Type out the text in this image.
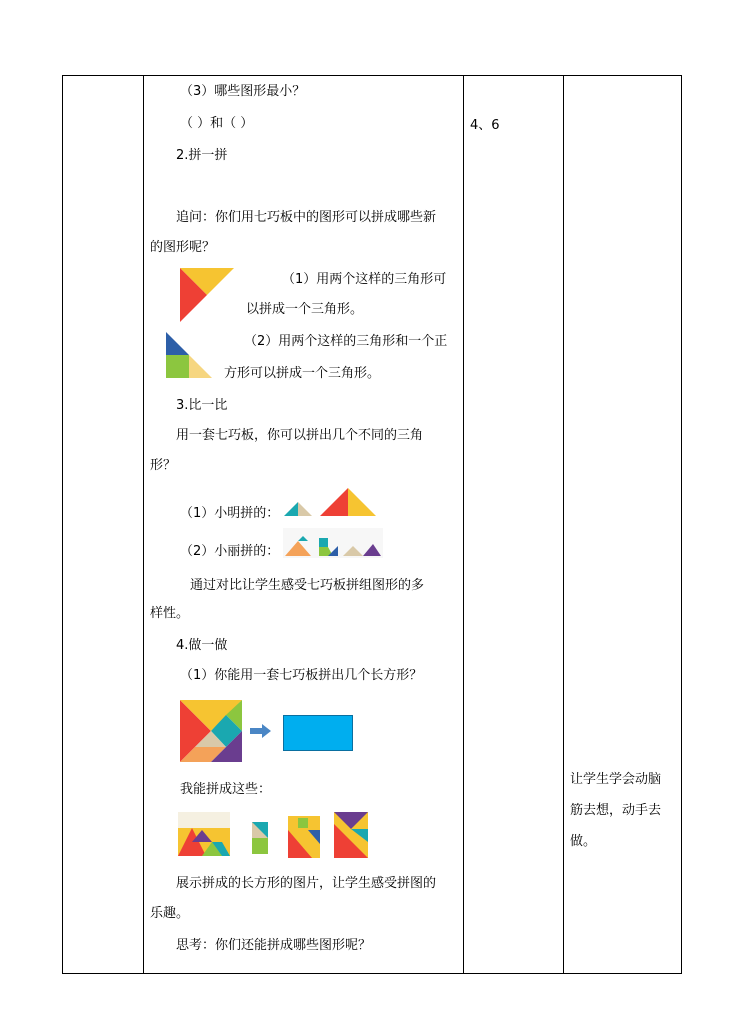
（3）哪些图形最小？
（ ）和（ ）
2.拼一拼
追问：你们用七巧板中的图形可以拼成哪些新
的图形呢？
（1）用两个这样的三角形可
以拼成一个三角形。
（2）用两个这样的三角形和一个正
方形可以拼成一个三角形。
3.比一比
用一套七巧板，你可以拼出几个不同的三角
形？
（1）小明拼的：
（2）小丽拼的：
通过对比让学生感受七巧板拼组图形的多
样性。
4.做一做
（1）你能用一套七巧板拼出几个长方形？
我能拼成这些：
展示拼成的长方形的图片，让学生感受拼图的
乐趣。
思考：你们还能拼成哪些图形呢？
4、6
让学生学会动脑
筋去想，动手去
做。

+ + +

Write the entries above out again exactly, but not the pictures.

#### [REPLY TO THE EXERCISE]
Type out the text in this image.
（3）哪些图形最小？
（ ）和（ ）
2.拼一拼
追问：你们用七巧板中的图形可以拼成哪些新
的图形呢？
（1）用两个这样的三角形可
以拼成一个三角形。
（2）用两个这样的三角形和一个正
方形可以拼成一个三角形。
3.比一比
用一套七巧板，你可以拼出几个不同的三角
形？
（1）小明拼的：
（2）小丽拼的：
通过对比让学生感受七巧板拼组图形的多
样性。
4.做一做
（1）你能用一套七巧板拼出几个长方形？
我能拼成这些：
展示拼成的长方形的图片，让学生感受拼图的
乐趣。
思考：你们还能拼成哪些图形呢？
4、6
让学生学会动脑
筋去想，动手去
做。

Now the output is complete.